__The task__: Write the material out again in full, word for word. Do not include the pictures.

__Exercise data__:

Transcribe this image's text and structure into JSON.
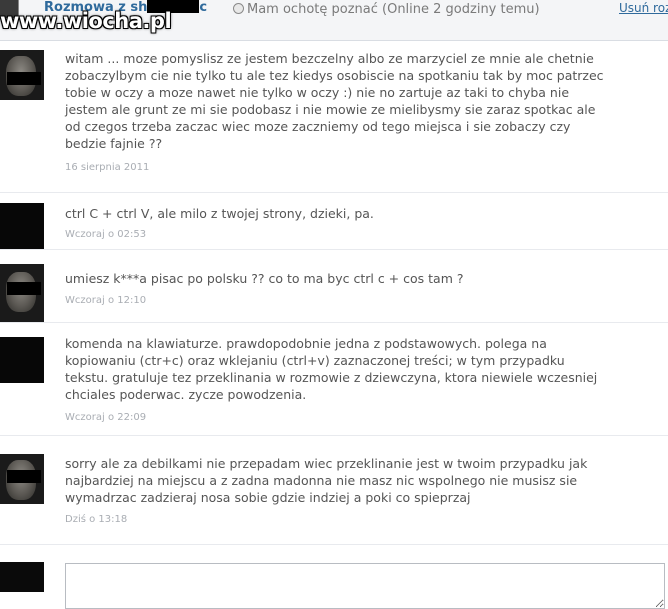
{
  "header": {
    "title_prefix": "Rozmowa z sh",
    "title_suffix": "c",
    "watermark": "www.wiocha.pl",
    "status_text": "Mam ochotę poznać (Online 2 godziny temu)",
    "delete_label": "Usuń roz"
  },
  "messages": [
    {
      "text": "witam ... moze pomyslisz ze jestem bezczelny albo ze marzyciel ze mnie ale chetnie zobaczylbym cie nie tylko tu ale tez kiedys osobiscie na spotkaniu tak by moc patrzec tobie w oczy a moze nawet nie tylko w oczy :) nie no zartuje az taki to chyba nie jestem ale grunt ze mi sie podobasz i nie mowie ze mielibysmy sie zaraz spotkac ale od czegos trzeba zaczac wiec moze zaczniemy od tego miejsca i sie zobaczy czy bedzie fajnie ??",
      "time": "16 sierpnia 2011"
    },
    {
      "text": "ctrl C + ctrl V, ale milo z twojej strony, dzieki, pa.",
      "time": "Wczoraj o 02:53"
    },
    {
      "text": "umiesz k***a pisac po polsku ?? co to ma byc ctrl c + cos tam ?",
      "time": "Wczoraj o 12:10"
    },
    {
      "text": "komenda na klawiaturze. prawdopodobnie jedna z podstawowych. polega na kopiowaniu (ctr+c) oraz wklejaniu (ctrl+v) zaznaczonej treści; w tym przypadku tekstu. gratuluje tez przeklinania w rozmowie z dziewczyna, ktora niewiele wczesniej chciales poderwac. zycze powodzenia.",
      "time": "Wczoraj o 22:09"
    },
    {
      "text": "sorry ale za debilkami nie przepadam wiec przeklinanie jest w twoim przypadku jak najbardziej na miejscu a z zadna madonna nie masz nic wspolnego nie musisz sie wymadrzac zadzieraj nosa sobie gdzie indziej a poki co spieprzaj",
      "time": "Dziś o 13:18"
    }
  ],
  "reply": {
    "value": ""
  }
}
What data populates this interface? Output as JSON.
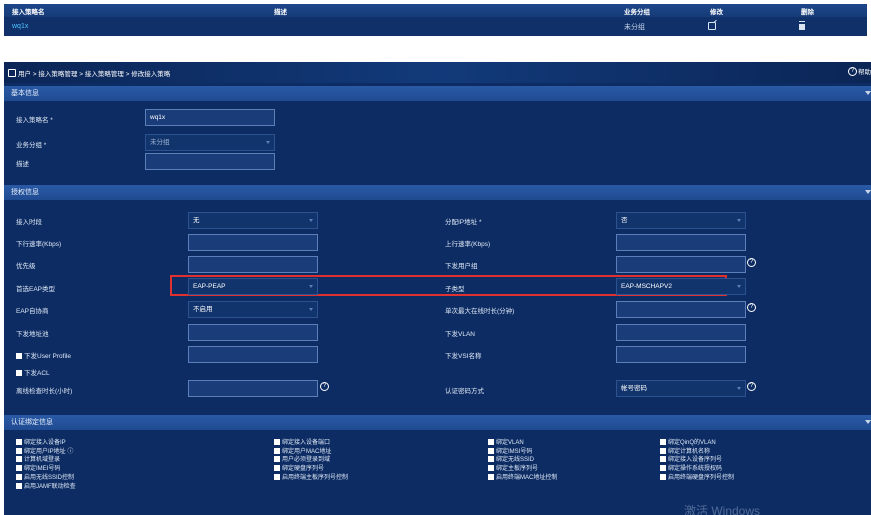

__Output of the task__:
Transcribe this image's text and structure into JSON.
{
  "header": {
    "title_prefix": "Rozmowa z sh",
    "title_suffix": "c",
    "watermark": "www.wiocha.pl",
    "status_text": "Mam ochotę poznać (Online 2 godziny temu)",
    "delete_label": "Usuń roz"
  },
  "messages": [
    {
      "text": "witam ... moze pomyslisz ze jestem bezczelny albo ze marzyciel ze mnie ale chetnie zobaczylbym cie nie tylko tu ale tez kiedys osobiscie na spotkaniu tak by moc patrzec tobie w oczy a moze nawet nie tylko w oczy :) nie no zartuje az taki to chyba nie jestem ale grunt ze mi sie podobasz i nie mowie ze mielibysmy sie zaraz spotkac ale od czegos trzeba zaczac wiec moze zaczniemy od tego miejsca i sie zobaczy czy bedzie fajnie ??",
      "time": "16 sierpnia 2011"
    },
    {
      "text": "ctrl C + ctrl V, ale milo z twojej strony, dzieki, pa.",
      "time": "Wczoraj o 02:53"
    },
    {
      "text": "umiesz k***a pisac po polsku ?? co to ma byc ctrl c + cos tam ?",
      "time": "Wczoraj o 12:10"
    },
    {
      "text": "komenda na klawiaturze. prawdopodobnie jedna z podstawowych. polega na kopiowaniu (ctr+c) oraz wklejaniu (ctrl+v) zaznaczonej treści; w tym przypadku tekstu. gratuluje tez przeklinania w rozmowie z dziewczyna, ktora niewiele wczesniej chciales poderwac. zycze powodzenia.",
      "time": "Wczoraj o 22:09"
    },
    {
      "text": "sorry ale za debilkami nie przepadam wiec przeklinanie jest w twoim przypadku jak najbardziej na miejscu a z zadna madonna nie masz nic wspolnego nie musisz sie wymadrzac zadzieraj nosa sobie gdzie indziej a poki co spieprzaj",
      "time": "Dziś o 13:18"
    }
  ],
  "reply": {
    "value": ""
  }
}
What data populates this interface? Output as JSON.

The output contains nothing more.